• [What you should do] Copy out each line exactly; pictures stay out of the copy.

• [Stored data]

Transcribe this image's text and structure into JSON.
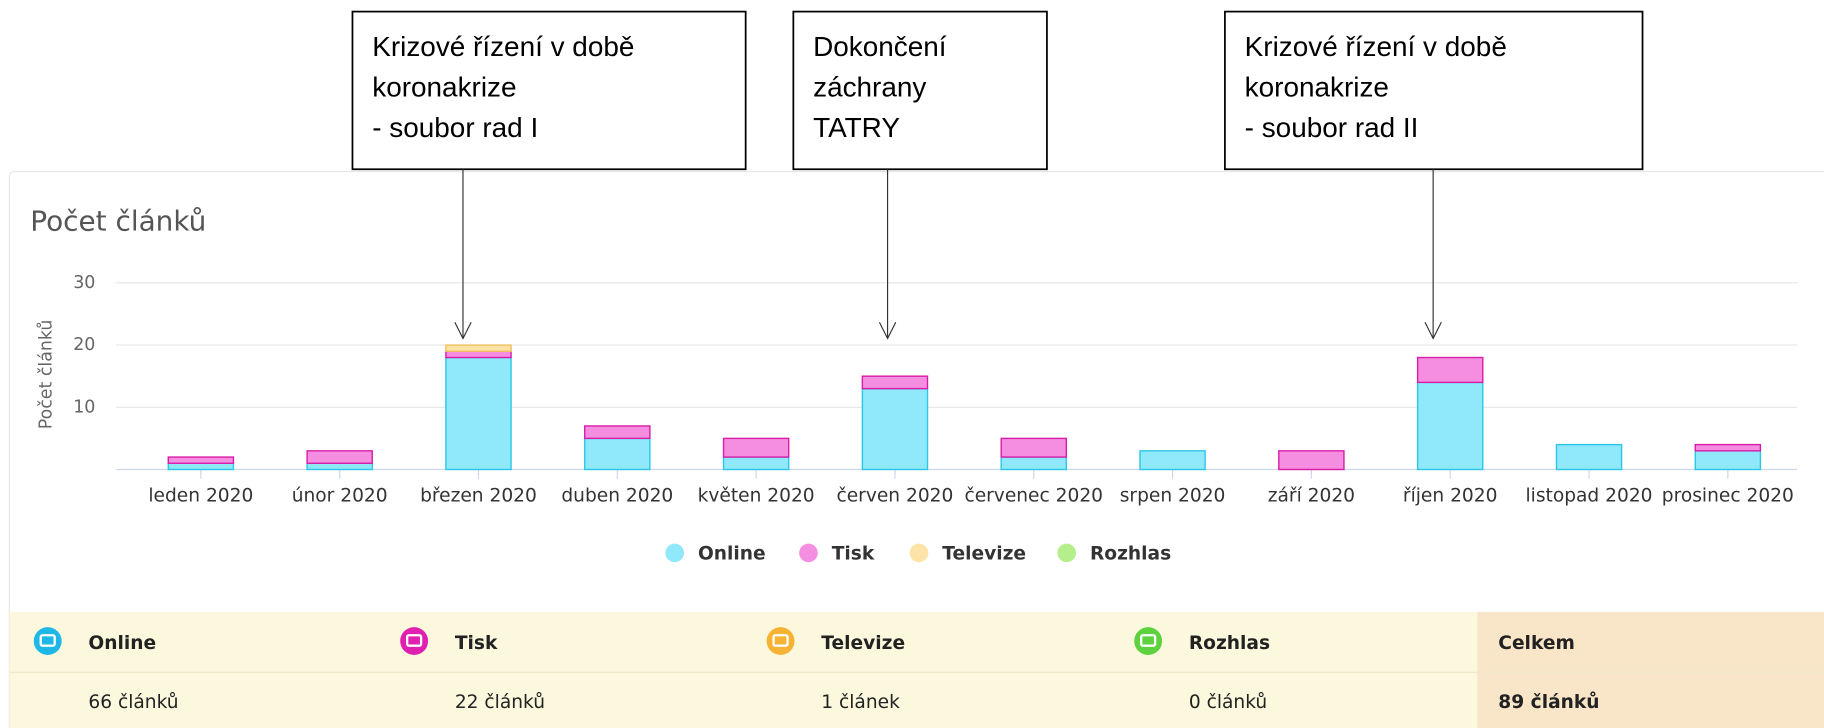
{
  "chart_data": {
    "type": "bar",
    "stacked": true,
    "title": "Počet článků",
    "ylabel": "Počet článků",
    "categories": [
      "leden 2020",
      "únor 2020",
      "březen 2020",
      "duben 2020",
      "květen 2020",
      "červen 2020",
      "červenec 2020",
      "srpen 2020",
      "září 2020",
      "říjen 2020",
      "listopad 2020",
      "prosinec 2020"
    ],
    "series": [
      {
        "name": "Online",
        "color": "#8fe9fb",
        "values": [
          1,
          1,
          18,
          5,
          2,
          13,
          2,
          3,
          0,
          14,
          4,
          3
        ]
      },
      {
        "name": "Tisk",
        "color": "#f58ee0",
        "values": [
          1,
          2,
          1,
          2,
          3,
          2,
          3,
          0,
          3,
          4,
          0,
          1
        ]
      },
      {
        "name": "Televize",
        "color": "#fde3a7",
        "values": [
          0,
          0,
          1,
          0,
          0,
          0,
          0,
          0,
          0,
          0,
          0,
          0
        ]
      },
      {
        "name": "Rozhlas",
        "color": "#b5ef8c",
        "values": [
          0,
          0,
          0,
          0,
          0,
          0,
          0,
          0,
          0,
          0,
          0,
          0
        ]
      }
    ],
    "ylim": [
      0,
      30
    ],
    "yticks": [
      10,
      20,
      30
    ],
    "grid": true,
    "legend": "bottom",
    "annotations": [
      {
        "lines": [
          "Krizové řízení v době",
          "koronakrize",
          "- soubor rad I"
        ]
      },
      {
        "lines": [
          "Dokončení",
          "záchrany",
          "TATRY"
        ]
      },
      {
        "lines": [
          "Krizové řízení v době",
          "koronakrize",
          "- soubor rad II"
        ]
      }
    ]
  },
  "summary": {
    "headers": [
      "Online",
      "Tisk",
      "Televize",
      "Rozhlas",
      "Celkem"
    ],
    "values": [
      "66 článků",
      "22 článků",
      "1 článek",
      "0 článků",
      "89 článků"
    ]
  }
}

• [Output]
Transcribe this image's text and structure into JSON.
{
  "chart_data": {
    "type": "bar",
    "stacked": true,
    "title": "Počet článků",
    "ylabel": "Počet článků",
    "categories": [
      "leden 2020",
      "únor 2020",
      "březen 2020",
      "duben 2020",
      "květen 2020",
      "červen 2020",
      "červenec 2020",
      "srpen 2020",
      "září 2020",
      "říjen 2020",
      "listopad 2020",
      "prosinec 2020"
    ],
    "series": [
      {
        "name": "Online",
        "color": "#8fe9fb",
        "values": [
          1,
          1,
          18,
          5,
          2,
          13,
          2,
          3,
          0,
          14,
          4,
          3
        ]
      },
      {
        "name": "Tisk",
        "color": "#f58ee0",
        "values": [
          1,
          2,
          1,
          2,
          3,
          2,
          3,
          0,
          3,
          4,
          0,
          1
        ]
      },
      {
        "name": "Televize",
        "color": "#fde3a7",
        "values": [
          0,
          0,
          1,
          0,
          0,
          0,
          0,
          0,
          0,
          0,
          0,
          0
        ]
      },
      {
        "name": "Rozhlas",
        "color": "#b5ef8c",
        "values": [
          0,
          0,
          0,
          0,
          0,
          0,
          0,
          0,
          0,
          0,
          0,
          0
        ]
      }
    ],
    "ylim": [
      0,
      30
    ],
    "yticks": [
      10,
      20,
      30
    ],
    "grid": true,
    "legend": "bottom",
    "annotations": [
      {
        "lines": [
          "Krizové řízení v době",
          "koronakrize",
          "- soubor rad I"
        ]
      },
      {
        "lines": [
          "Dokončení",
          "záchrany",
          "TATRY"
        ]
      },
      {
        "lines": [
          "Krizové řízení v době",
          "koronakrize",
          "- soubor rad II"
        ]
      }
    ]
  },
  "summary": {
    "headers": [
      "Online",
      "Tisk",
      "Televize",
      "Rozhlas",
      "Celkem"
    ],
    "values": [
      "66 článků",
      "22 článků",
      "1 článek",
      "0 článků",
      "89 článků"
    ]
  }
}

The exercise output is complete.